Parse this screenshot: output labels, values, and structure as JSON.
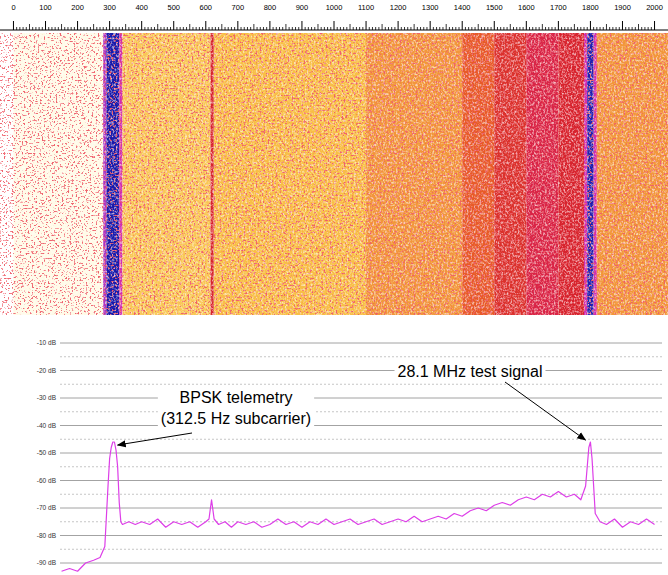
{
  "chart_data": [
    {
      "type": "heatmap",
      "bins": [
        -42,
        0,
        280,
        290,
        330,
        340,
        615,
        625,
        1100,
        1400,
        1500,
        1600,
        1700,
        1780,
        1790,
        1810,
        1820,
        2042
      ],
      "values": [
        -95,
        -90,
        -60,
        -45,
        -62,
        -78,
        -68,
        -77,
        -75,
        -72,
        -69,
        -67,
        -68,
        -62,
        -46,
        -62,
        -75
      ],
      "xlim": [
        -42,
        2042
      ],
      "xticks": [
        0,
        100,
        200,
        300,
        400,
        500,
        600,
        700,
        800,
        900,
        1000,
        1100,
        1200,
        1300,
        1400,
        1500,
        1600,
        1700,
        1800,
        1900,
        2000
      ],
      "tick_labels": "x"
    },
    {
      "type": "line",
      "x": [
        150,
        175,
        200,
        225,
        250,
        270,
        285,
        295,
        300,
        305,
        310,
        315,
        320,
        325,
        330,
        335,
        340,
        360,
        380,
        400,
        425,
        450,
        475,
        500,
        525,
        550,
        575,
        600,
        610,
        618,
        626,
        640,
        660,
        680,
        700,
        725,
        750,
        775,
        800,
        825,
        850,
        875,
        900,
        925,
        950,
        975,
        1000,
        1025,
        1050,
        1075,
        1100,
        1125,
        1150,
        1175,
        1200,
        1225,
        1250,
        1275,
        1300,
        1325,
        1350,
        1375,
        1400,
        1425,
        1450,
        1475,
        1500,
        1525,
        1550,
        1575,
        1600,
        1625,
        1650,
        1675,
        1700,
        1725,
        1750,
        1770,
        1785,
        1795,
        1800,
        1805,
        1815,
        1830,
        1850,
        1875,
        1900,
        1925,
        1950,
        1975,
        2000
      ],
      "values": [
        -93,
        -92,
        -93,
        -90,
        -89,
        -88,
        -84,
        -62,
        -52,
        -48,
        -46,
        -46,
        -49,
        -55,
        -68,
        -75,
        -76,
        -75,
        -76,
        -75,
        -76,
        -74,
        -77,
        -75,
        -76,
        -75,
        -77,
        -75,
        -74,
        -67,
        -74,
        -76,
        -75,
        -77,
        -75,
        -76,
        -75,
        -77,
        -76,
        -74,
        -76,
        -75,
        -77,
        -75,
        -76,
        -74,
        -76,
        -75,
        -74,
        -76,
        -75,
        -74,
        -76,
        -75,
        -74,
        -75,
        -73,
        -75,
        -74,
        -73,
        -74,
        -72,
        -73,
        -71,
        -70,
        -71,
        -69,
        -68,
        -69,
        -67,
        -66,
        -67,
        -65,
        -66,
        -64,
        -66,
        -65,
        -67,
        -62,
        -48,
        -46,
        -52,
        -72,
        -75,
        -76,
        -74,
        -77,
        -75,
        -76,
        -74,
        -76
      ],
      "color": "#dd3ee8",
      "xlim": [
        -42,
        2042
      ],
      "ylim": [
        -94,
        -6
      ],
      "yticks": [
        {
          "value": -10,
          "label": "-10 dB"
        },
        {
          "value": -20,
          "label": "-20 dB"
        },
        {
          "value": -30,
          "label": "-30 dB"
        },
        {
          "value": -40,
          "label": "-40 dB"
        },
        {
          "value": -50,
          "label": "-50 dB"
        },
        {
          "value": -60,
          "label": "-60 dB"
        },
        {
          "value": -70,
          "label": "-70 dB"
        },
        {
          "value": -80,
          "label": "-80 dB"
        },
        {
          "value": -90,
          "label": "-90 dB"
        }
      ],
      "grid": true,
      "tick_labels": "y",
      "annotations": [
        {
          "text": [
            "BPSK telemetry",
            "(312.5 Hz subcarrier)"
          ],
          "x": 312.5,
          "y": -46
        },
        {
          "text": [
            "28.1 MHz test signal"
          ],
          "x": 1800,
          "y": -46
        }
      ]
    }
  ]
}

**INSTRUCTIONS TO FOLLOW**:
Your copy should hold every record word for word and none of the pictures.

**FINAL RESULT**:
Parse this screenshot: output labels, values, and structure as JSON.
{
  "chart_data": [
    {
      "type": "heatmap",
      "bins": [
        -42,
        0,
        280,
        290,
        330,
        340,
        615,
        625,
        1100,
        1400,
        1500,
        1600,
        1700,
        1780,
        1790,
        1810,
        1820,
        2042
      ],
      "values": [
        -95,
        -90,
        -60,
        -45,
        -62,
        -78,
        -68,
        -77,
        -75,
        -72,
        -69,
        -67,
        -68,
        -62,
        -46,
        -62,
        -75
      ],
      "xlim": [
        -42,
        2042
      ],
      "xticks": [
        0,
        100,
        200,
        300,
        400,
        500,
        600,
        700,
        800,
        900,
        1000,
        1100,
        1200,
        1300,
        1400,
        1500,
        1600,
        1700,
        1800,
        1900,
        2000
      ],
      "tick_labels": "x"
    },
    {
      "type": "line",
      "x": [
        150,
        175,
        200,
        225,
        250,
        270,
        285,
        295,
        300,
        305,
        310,
        315,
        320,
        325,
        330,
        335,
        340,
        360,
        380,
        400,
        425,
        450,
        475,
        500,
        525,
        550,
        575,
        600,
        610,
        618,
        626,
        640,
        660,
        680,
        700,
        725,
        750,
        775,
        800,
        825,
        850,
        875,
        900,
        925,
        950,
        975,
        1000,
        1025,
        1050,
        1075,
        1100,
        1125,
        1150,
        1175,
        1200,
        1225,
        1250,
        1275,
        1300,
        1325,
        1350,
        1375,
        1400,
        1425,
        1450,
        1475,
        1500,
        1525,
        1550,
        1575,
        1600,
        1625,
        1650,
        1675,
        1700,
        1725,
        1750,
        1770,
        1785,
        1795,
        1800,
        1805,
        1815,
        1830,
        1850,
        1875,
        1900,
        1925,
        1950,
        1975,
        2000
      ],
      "values": [
        -93,
        -92,
        -93,
        -90,
        -89,
        -88,
        -84,
        -62,
        -52,
        -48,
        -46,
        -46,
        -49,
        -55,
        -68,
        -75,
        -76,
        -75,
        -76,
        -75,
        -76,
        -74,
        -77,
        -75,
        -76,
        -75,
        -77,
        -75,
        -74,
        -67,
        -74,
        -76,
        -75,
        -77,
        -75,
        -76,
        -75,
        -77,
        -76,
        -74,
        -76,
        -75,
        -77,
        -75,
        -76,
        -74,
        -76,
        -75,
        -74,
        -76,
        -75,
        -74,
        -76,
        -75,
        -74,
        -75,
        -73,
        -75,
        -74,
        -73,
        -74,
        -72,
        -73,
        -71,
        -70,
        -71,
        -69,
        -68,
        -69,
        -67,
        -66,
        -67,
        -65,
        -66,
        -64,
        -66,
        -65,
        -67,
        -62,
        -48,
        -46,
        -52,
        -72,
        -75,
        -76,
        -74,
        -77,
        -75,
        -76,
        -74,
        -76
      ],
      "color": "#dd3ee8",
      "xlim": [
        -42,
        2042
      ],
      "ylim": [
        -94,
        -6
      ],
      "yticks": [
        {
          "value": -10,
          "label": "-10 dB"
        },
        {
          "value": -20,
          "label": "-20 dB"
        },
        {
          "value": -30,
          "label": "-30 dB"
        },
        {
          "value": -40,
          "label": "-40 dB"
        },
        {
          "value": -50,
          "label": "-50 dB"
        },
        {
          "value": -60,
          "label": "-60 dB"
        },
        {
          "value": -70,
          "label": "-70 dB"
        },
        {
          "value": -80,
          "label": "-80 dB"
        },
        {
          "value": -90,
          "label": "-90 dB"
        }
      ],
      "grid": true,
      "tick_labels": "y",
      "annotations": [
        {
          "text": [
            "BPSK telemetry",
            "(312.5 Hz subcarrier)"
          ],
          "x": 312.5,
          "y": -46
        },
        {
          "text": [
            "28.1 MHz test signal"
          ],
          "x": 1800,
          "y": -46
        }
      ]
    }
  ]
}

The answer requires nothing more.